___ Dataset records
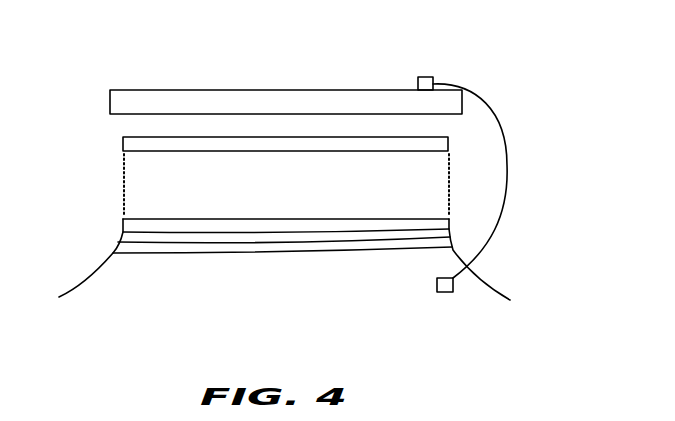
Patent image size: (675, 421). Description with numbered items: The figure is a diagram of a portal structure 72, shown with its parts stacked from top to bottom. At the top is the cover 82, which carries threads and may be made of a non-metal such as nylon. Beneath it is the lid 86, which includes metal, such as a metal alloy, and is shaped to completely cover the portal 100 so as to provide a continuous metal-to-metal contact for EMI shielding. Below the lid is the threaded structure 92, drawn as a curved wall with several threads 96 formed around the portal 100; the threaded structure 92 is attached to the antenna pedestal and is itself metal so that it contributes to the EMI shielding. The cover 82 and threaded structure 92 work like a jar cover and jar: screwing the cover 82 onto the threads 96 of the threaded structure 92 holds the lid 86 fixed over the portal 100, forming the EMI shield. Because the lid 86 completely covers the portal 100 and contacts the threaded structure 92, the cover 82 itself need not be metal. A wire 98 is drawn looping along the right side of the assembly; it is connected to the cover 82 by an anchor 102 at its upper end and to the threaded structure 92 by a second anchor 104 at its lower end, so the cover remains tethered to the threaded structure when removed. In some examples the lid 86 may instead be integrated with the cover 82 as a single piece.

The portal structure 72 is at (144, 66).
The cover 82 is at (110, 100).
The lid 86 is at (123, 142).
The threaded structure 92 is at (107, 258).
The threads 96 is at (270, 233).
The wire 98 is at (508, 176).
The portal 100 is at (290, 206).
The anchor 102 is at (418, 78).
The anchor 104 is at (445, 292).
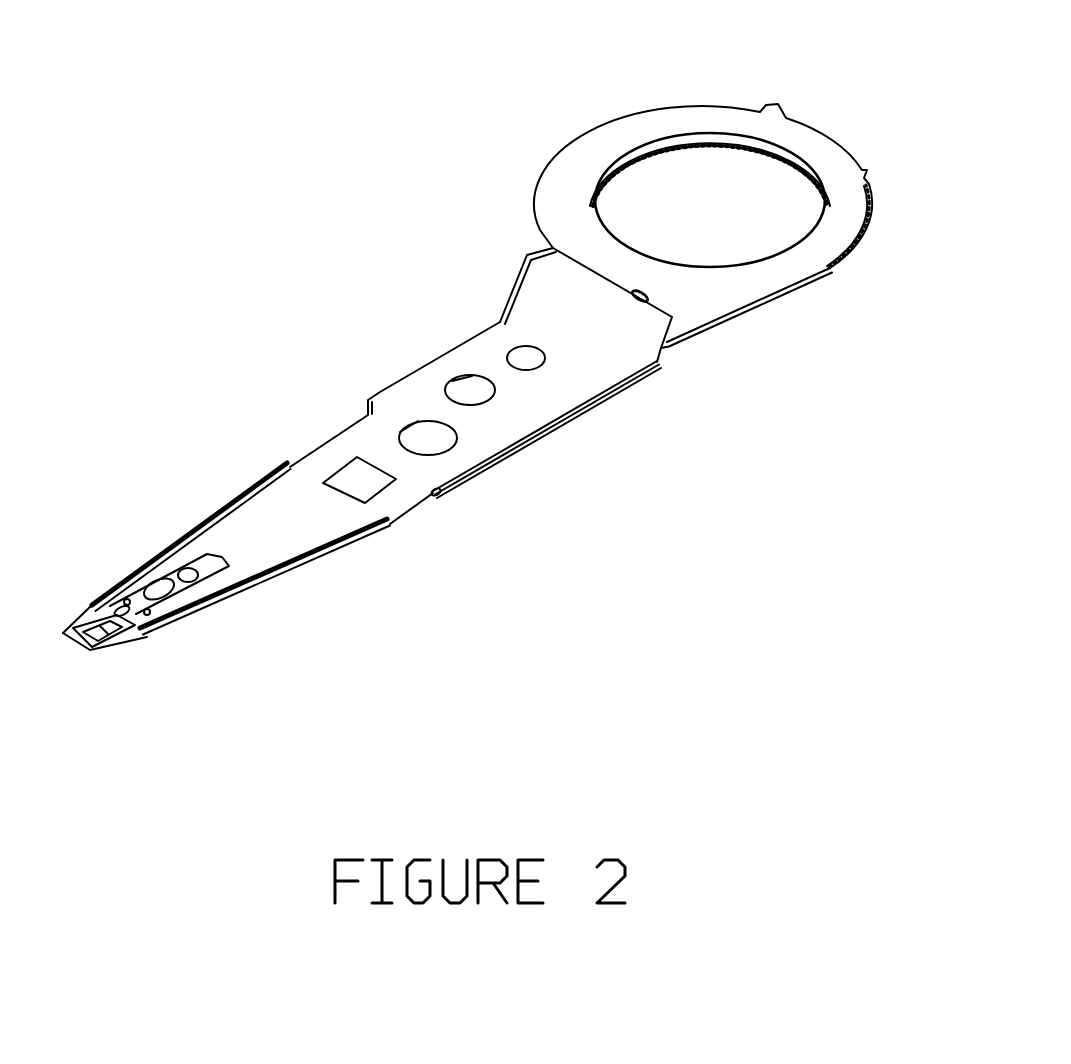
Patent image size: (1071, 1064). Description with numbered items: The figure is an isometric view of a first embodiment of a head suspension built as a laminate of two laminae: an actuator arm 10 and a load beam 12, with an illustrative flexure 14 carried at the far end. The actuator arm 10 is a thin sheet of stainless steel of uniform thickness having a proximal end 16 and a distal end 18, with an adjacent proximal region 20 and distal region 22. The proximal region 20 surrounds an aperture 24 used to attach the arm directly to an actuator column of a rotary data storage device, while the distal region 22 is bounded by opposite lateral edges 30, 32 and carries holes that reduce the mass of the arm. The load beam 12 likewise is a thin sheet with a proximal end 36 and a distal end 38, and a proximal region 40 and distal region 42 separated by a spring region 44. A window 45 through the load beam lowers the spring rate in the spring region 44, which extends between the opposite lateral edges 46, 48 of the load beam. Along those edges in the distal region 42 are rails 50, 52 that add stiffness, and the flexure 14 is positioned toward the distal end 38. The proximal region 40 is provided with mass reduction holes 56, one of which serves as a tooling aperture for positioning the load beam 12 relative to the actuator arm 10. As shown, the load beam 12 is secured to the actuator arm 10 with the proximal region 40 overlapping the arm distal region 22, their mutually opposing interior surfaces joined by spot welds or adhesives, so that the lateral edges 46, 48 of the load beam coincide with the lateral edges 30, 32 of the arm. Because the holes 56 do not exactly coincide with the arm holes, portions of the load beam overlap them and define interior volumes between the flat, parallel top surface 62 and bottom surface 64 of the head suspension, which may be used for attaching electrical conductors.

The actuator arm 10 is at (668, 127).
The load beam 12 is at (284, 508).
The flexure 14 is at (173, 578).
The proximal end 16 is at (823, 131).
The distal end 18 is at (436, 495).
The proximal region 20 is at (824, 292).
The distal region 22 is at (574, 430).
The aperture 24 is at (774, 166).
The lateral edge 30 is at (516, 280).
The lateral edge 32 is at (613, 392).
The proximal end 36 is at (575, 255).
The distal end 38 is at (140, 632).
The proximal region 40 is at (547, 271).
The distal region 42 is at (230, 523).
The spring region 44 is at (330, 463).
The window 45 is at (345, 493).
The lateral edge 46 is at (380, 392).
The lateral edge 48 is at (513, 447).
The rail 50 is at (100, 603).
The rail 52 is at (268, 577).
The mass reduction holes 56 is at (521, 336).
The top surface 62 is at (618, 341).
The bottom surface 64 is at (729, 316).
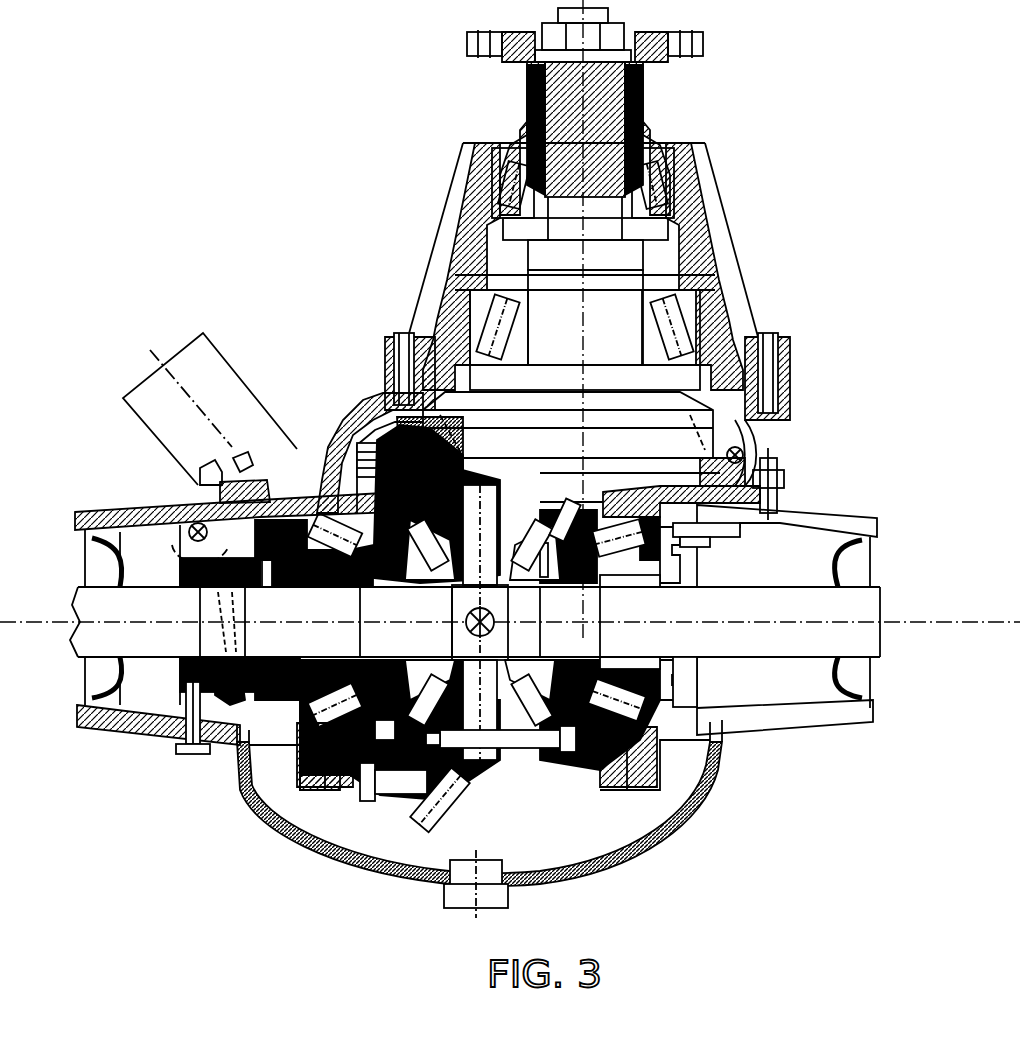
______
Reproduce all of the lines above word for word, leaving out the pictures.

--- Full response ---
Patent image size: (675, 421). Description with numbered items: The figure is a diagram of a portal structure 72, shown with its parts stacked from top to bottom. At the top is the cover 82, which carries threads and may be made of a non-metal such as nylon. Beneath it is the lid 86, which includes metal, such as a metal alloy, and is shaped to completely cover the portal 100 so as to provide a continuous metal-to-metal contact for EMI shielding. Below the lid is the threaded structure 92, drawn as a curved wall with several threads 96 formed around the portal 100; the threaded structure 92 is attached to the antenna pedestal and is itself metal so that it contributes to the EMI shielding. The cover 82 and threaded structure 92 work like a jar cover and jar: screwing the cover 82 onto the threads 96 of the threaded structure 92 holds the lid 86 fixed over the portal 100, forming the EMI shield. Because the lid 86 completely covers the portal 100 and contacts the threaded structure 92, the cover 82 itself need not be metal. A wire 98 is drawn looping along the right side of the assembly; it is connected to the cover 82 by an anchor 102 at its upper end and to the threaded structure 92 by a second anchor 104 at its lower end, so the cover remains tethered to the threaded structure when removed. In some examples the lid 86 may instead be integrated with the cover 82 as a single piece.

The portal structure 72 is at (144, 66).
The cover 82 is at (110, 100).
The lid 86 is at (123, 142).
The threaded structure 92 is at (107, 258).
The threads 96 is at (270, 233).
The wire 98 is at (508, 176).
The portal 100 is at (290, 206).
The anchor 102 is at (418, 78).
The anchor 104 is at (445, 292).
Patent image size: (1071, 1064). Description with numbered items: The figure is an isometric view of a first embodiment of a head suspension built as a laminate of two laminae: an actuator arm 10 and a load beam 12, with an illustrative flexure 14 carried at the far end. The actuator arm 10 is a thin sheet of stainless steel of uniform thickness having a proximal end 16 and a distal end 18, with an adjacent proximal region 20 and distal region 22. The proximal region 20 surrounds an aperture 24 used to attach the arm directly to an actuator column of a rotary data storage device, while the distal region 22 is bounded by opposite lateral edges 30, 32 and carries holes that reduce the mass of the arm. The load beam 12 likewise is a thin sheet with a proximal end 36 and a distal end 38, and a proximal region 40 and distal region 42 separated by a spring region 44. A window 45 through the load beam lowers the spring rate in the spring region 44, which extends between the opposite lateral edges 46, 48 of the load beam. Along those edges in the distal region 42 are rails 50, 52 that add stiffness, and the flexure 14 is positioned toward the distal end 38. The proximal region 40 is provided with mass reduction holes 56, one of which serves as a tooling aperture for positioning the load beam 12 relative to the actuator arm 10. As shown, the load beam 12 is secured to the actuator arm 10 with the proximal region 40 overlapping the arm distal region 22, their mutually opposing interior surfaces joined by spot welds or adhesives, so that the lateral edges 46, 48 of the load beam coincide with the lateral edges 30, 32 of the arm. Because the holes 56 do not exactly coincide with the arm holes, portions of the load beam overlap them and define interior volumes between the flat, parallel top surface 62 and bottom surface 64 of the head suspension, which may be used for attaching electrical conductors.

The actuator arm 10 is at (668, 127).
The load beam 12 is at (284, 508).
The flexure 14 is at (173, 578).
The proximal end 16 is at (823, 131).
The distal end 18 is at (436, 495).
The proximal region 20 is at (824, 292).
The distal region 22 is at (574, 430).
The aperture 24 is at (774, 166).
The lateral edge 30 is at (516, 280).
The lateral edge 32 is at (613, 392).
The proximal end 36 is at (575, 255).
The distal end 38 is at (140, 632).
The proximal region 40 is at (547, 271).
The distal region 42 is at (230, 523).
The spring region 44 is at (330, 463).
The window 45 is at (345, 493).
The lateral edge 46 is at (380, 392).
The lateral edge 48 is at (513, 447).
The rail 50 is at (100, 603).
The rail 52 is at (268, 577).
The mass reduction holes 56 is at (521, 336).
The top surface 62 is at (618, 341).
The bottom surface 64 is at (729, 316).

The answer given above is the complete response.